Data extract ->
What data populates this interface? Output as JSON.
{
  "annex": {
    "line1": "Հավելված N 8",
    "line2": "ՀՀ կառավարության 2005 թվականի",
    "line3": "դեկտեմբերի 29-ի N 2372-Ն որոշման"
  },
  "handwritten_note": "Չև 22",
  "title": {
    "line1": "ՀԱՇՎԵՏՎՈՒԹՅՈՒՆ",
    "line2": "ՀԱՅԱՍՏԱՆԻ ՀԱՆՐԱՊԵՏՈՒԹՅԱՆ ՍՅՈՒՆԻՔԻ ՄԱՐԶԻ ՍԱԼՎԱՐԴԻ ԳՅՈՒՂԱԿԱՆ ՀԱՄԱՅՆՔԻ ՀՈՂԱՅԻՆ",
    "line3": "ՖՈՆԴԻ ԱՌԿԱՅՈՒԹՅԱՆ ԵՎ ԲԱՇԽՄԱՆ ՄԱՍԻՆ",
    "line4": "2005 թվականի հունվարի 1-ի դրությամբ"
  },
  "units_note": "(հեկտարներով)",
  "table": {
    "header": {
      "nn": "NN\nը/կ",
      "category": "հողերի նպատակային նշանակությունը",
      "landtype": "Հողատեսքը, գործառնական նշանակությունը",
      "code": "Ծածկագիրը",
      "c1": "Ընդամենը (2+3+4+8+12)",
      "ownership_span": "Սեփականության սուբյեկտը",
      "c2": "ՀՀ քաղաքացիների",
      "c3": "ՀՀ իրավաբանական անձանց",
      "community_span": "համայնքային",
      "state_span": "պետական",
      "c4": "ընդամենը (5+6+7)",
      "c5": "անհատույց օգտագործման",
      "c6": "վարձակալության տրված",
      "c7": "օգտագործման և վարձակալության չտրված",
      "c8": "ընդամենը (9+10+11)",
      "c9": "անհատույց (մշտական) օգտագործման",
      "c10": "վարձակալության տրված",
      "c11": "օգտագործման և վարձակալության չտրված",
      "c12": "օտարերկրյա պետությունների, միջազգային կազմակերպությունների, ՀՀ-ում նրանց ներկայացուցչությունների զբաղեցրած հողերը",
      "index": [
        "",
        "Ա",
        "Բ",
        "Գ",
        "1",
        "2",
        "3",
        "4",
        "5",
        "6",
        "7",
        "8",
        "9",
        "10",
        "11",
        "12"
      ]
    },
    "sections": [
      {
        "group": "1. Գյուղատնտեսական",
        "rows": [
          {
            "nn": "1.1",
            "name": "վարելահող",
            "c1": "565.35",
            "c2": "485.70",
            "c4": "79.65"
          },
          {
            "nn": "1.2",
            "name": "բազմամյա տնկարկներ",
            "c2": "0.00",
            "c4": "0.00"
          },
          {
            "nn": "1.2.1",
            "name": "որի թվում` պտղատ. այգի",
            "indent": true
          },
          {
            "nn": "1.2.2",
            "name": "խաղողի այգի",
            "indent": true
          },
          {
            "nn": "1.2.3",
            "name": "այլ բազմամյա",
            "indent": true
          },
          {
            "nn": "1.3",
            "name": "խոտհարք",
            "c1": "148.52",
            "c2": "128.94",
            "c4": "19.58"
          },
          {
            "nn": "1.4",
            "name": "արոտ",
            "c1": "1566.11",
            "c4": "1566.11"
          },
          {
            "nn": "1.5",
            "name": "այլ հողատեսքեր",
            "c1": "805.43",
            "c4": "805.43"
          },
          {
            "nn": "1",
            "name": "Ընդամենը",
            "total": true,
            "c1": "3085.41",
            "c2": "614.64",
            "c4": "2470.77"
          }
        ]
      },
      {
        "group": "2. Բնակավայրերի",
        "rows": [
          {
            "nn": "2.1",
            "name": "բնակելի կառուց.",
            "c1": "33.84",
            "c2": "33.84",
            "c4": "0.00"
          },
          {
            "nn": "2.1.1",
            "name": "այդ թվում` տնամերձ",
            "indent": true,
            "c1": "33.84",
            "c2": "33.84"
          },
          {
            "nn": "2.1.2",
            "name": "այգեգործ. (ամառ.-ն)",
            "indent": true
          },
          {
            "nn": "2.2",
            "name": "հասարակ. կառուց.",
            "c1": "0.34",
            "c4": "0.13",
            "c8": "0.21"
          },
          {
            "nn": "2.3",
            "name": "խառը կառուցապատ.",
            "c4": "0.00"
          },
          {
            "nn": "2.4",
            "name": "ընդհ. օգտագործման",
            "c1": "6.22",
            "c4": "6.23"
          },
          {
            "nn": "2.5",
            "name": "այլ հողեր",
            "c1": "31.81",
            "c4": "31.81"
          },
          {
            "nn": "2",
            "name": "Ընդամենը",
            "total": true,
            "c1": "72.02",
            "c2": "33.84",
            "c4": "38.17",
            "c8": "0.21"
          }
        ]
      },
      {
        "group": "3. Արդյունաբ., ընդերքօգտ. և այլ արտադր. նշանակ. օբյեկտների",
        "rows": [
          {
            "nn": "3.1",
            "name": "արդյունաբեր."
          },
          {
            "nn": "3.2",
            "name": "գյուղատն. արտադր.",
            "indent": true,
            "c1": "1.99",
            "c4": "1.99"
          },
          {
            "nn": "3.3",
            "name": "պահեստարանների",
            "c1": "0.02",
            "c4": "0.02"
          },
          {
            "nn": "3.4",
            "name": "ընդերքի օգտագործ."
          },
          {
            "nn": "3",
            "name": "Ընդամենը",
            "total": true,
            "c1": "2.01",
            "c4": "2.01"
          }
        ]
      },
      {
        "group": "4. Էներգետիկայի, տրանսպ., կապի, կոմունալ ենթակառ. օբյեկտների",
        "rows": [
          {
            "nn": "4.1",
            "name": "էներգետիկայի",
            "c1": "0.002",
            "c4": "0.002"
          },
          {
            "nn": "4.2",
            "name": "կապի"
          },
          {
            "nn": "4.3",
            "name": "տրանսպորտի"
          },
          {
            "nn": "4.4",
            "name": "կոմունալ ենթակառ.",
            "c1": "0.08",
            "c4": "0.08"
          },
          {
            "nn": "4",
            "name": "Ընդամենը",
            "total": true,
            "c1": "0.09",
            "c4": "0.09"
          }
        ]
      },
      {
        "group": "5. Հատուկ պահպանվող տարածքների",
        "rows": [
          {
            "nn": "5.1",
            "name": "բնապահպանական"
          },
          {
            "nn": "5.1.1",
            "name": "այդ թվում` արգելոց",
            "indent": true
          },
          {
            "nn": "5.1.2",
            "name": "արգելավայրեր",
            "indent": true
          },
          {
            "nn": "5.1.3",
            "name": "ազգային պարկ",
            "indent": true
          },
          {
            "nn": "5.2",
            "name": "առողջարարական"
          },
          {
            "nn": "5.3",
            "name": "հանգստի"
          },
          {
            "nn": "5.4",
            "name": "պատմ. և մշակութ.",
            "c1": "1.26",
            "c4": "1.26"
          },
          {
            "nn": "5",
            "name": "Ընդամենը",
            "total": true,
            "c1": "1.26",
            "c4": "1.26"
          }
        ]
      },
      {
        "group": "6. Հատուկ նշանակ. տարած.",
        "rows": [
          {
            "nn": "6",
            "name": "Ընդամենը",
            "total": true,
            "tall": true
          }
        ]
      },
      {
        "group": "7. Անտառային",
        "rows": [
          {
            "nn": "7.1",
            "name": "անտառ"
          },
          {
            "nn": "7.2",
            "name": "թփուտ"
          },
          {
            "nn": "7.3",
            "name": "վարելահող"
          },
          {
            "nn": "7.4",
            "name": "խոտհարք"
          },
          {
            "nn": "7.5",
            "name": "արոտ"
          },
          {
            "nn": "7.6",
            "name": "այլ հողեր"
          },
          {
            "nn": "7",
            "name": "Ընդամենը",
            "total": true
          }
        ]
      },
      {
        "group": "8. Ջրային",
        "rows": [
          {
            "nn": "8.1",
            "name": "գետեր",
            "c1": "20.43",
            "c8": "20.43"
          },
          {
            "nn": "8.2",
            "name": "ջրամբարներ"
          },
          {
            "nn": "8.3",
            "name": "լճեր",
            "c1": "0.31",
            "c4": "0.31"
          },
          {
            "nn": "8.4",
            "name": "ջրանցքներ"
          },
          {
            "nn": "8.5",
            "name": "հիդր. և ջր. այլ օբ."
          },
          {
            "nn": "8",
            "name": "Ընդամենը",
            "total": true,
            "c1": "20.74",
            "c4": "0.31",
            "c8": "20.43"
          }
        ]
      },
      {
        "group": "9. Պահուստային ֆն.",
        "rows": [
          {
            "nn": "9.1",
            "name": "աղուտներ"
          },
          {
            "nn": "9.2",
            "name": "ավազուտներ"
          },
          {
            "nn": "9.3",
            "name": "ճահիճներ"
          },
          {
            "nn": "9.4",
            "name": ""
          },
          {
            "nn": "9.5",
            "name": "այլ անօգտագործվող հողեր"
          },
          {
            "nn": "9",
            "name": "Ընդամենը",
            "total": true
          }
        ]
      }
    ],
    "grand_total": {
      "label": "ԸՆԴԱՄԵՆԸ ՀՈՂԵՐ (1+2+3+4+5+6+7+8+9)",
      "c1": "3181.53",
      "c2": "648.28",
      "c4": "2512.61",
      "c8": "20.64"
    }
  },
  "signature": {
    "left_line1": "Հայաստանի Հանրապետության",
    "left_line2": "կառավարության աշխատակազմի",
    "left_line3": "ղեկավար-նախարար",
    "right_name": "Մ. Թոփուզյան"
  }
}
---
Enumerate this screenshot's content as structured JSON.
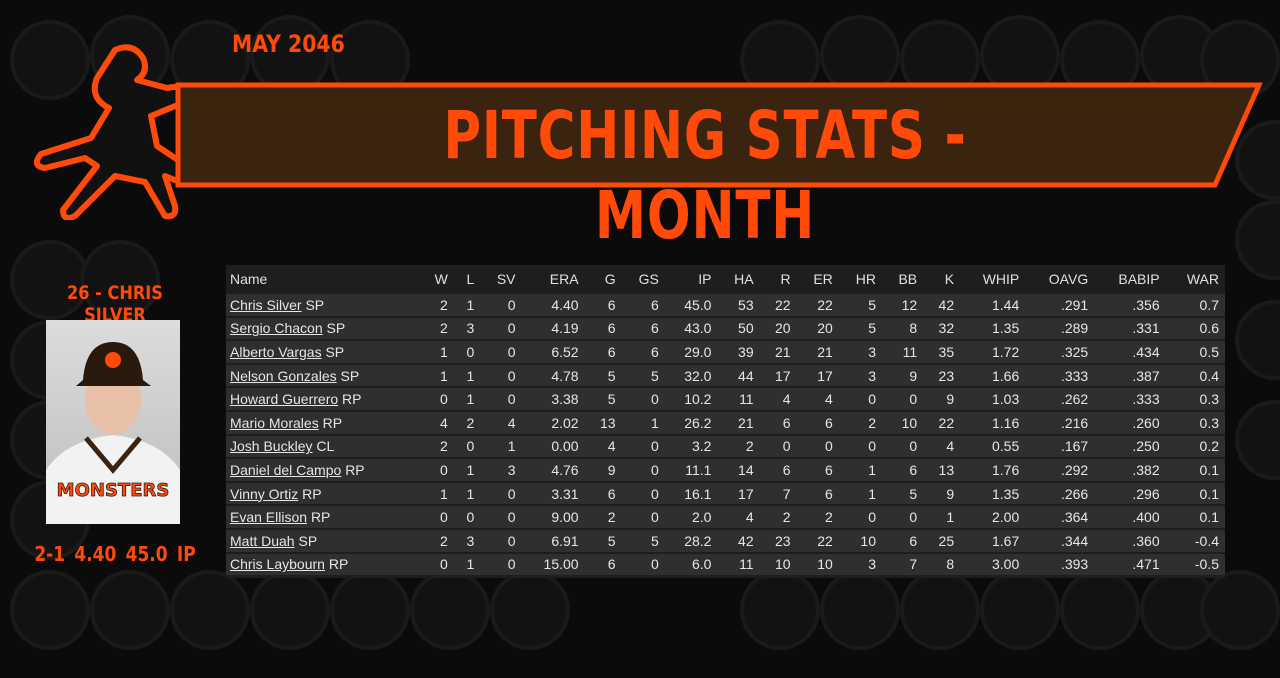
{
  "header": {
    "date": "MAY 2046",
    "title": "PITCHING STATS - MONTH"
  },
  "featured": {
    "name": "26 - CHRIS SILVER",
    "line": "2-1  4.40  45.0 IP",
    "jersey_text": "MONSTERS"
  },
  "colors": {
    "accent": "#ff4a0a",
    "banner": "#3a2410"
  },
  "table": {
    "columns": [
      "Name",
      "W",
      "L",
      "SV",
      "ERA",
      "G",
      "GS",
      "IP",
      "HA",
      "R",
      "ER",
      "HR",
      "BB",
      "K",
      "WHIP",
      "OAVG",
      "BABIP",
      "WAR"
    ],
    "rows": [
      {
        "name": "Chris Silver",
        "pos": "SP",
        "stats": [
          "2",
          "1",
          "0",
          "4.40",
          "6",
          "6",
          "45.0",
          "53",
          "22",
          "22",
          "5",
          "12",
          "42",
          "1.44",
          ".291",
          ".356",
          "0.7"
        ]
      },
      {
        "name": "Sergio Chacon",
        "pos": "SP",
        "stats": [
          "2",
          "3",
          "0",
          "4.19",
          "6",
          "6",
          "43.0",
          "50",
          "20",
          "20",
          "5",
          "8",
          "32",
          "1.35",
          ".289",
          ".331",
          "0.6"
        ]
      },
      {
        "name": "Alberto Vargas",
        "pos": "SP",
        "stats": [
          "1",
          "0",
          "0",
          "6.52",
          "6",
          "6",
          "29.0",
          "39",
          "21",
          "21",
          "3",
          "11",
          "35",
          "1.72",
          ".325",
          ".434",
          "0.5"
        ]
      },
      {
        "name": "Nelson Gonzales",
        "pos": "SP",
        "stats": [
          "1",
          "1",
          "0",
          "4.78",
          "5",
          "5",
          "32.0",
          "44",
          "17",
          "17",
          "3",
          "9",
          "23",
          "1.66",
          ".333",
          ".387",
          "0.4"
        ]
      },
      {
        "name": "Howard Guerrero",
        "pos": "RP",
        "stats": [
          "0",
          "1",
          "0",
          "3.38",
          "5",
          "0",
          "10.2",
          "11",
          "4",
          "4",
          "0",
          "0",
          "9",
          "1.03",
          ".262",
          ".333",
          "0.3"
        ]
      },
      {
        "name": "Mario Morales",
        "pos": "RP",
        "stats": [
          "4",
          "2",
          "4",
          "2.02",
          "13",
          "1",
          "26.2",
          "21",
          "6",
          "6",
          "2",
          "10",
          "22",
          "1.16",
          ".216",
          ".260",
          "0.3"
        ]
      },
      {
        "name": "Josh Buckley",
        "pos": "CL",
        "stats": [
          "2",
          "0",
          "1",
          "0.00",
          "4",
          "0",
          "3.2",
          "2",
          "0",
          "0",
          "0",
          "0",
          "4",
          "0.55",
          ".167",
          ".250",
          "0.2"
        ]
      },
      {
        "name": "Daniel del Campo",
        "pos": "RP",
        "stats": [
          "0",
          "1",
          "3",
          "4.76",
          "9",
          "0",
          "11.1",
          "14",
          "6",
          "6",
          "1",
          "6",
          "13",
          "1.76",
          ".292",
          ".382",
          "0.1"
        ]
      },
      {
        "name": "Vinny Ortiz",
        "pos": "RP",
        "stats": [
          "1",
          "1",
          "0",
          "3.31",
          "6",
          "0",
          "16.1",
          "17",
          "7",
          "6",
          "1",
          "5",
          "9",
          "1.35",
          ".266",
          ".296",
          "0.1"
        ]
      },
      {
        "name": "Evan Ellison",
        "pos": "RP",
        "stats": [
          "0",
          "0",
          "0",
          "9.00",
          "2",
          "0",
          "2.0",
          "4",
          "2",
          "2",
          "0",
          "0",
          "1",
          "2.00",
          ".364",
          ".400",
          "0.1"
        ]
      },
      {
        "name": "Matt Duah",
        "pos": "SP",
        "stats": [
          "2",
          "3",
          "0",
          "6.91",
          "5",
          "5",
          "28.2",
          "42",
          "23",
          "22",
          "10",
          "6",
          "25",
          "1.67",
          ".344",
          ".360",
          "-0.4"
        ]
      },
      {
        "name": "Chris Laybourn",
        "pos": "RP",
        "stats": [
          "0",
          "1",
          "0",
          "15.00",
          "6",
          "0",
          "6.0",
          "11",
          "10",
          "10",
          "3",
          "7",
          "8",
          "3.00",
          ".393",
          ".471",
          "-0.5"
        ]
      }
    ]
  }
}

Your objective -> Show the lines that mention the word "օգտագործման".

Answer to this problem ->
      "c5": "անհատույց օգտագործման",
      "c7": "օգտագործման և վարձակալության չտրված",
      "c9": "անհատույց (մշտական) օգտագործման",
      "c11": "օգտագործման և վարձակալության չտրված",
            "name": "ընդհ. օգտագործման",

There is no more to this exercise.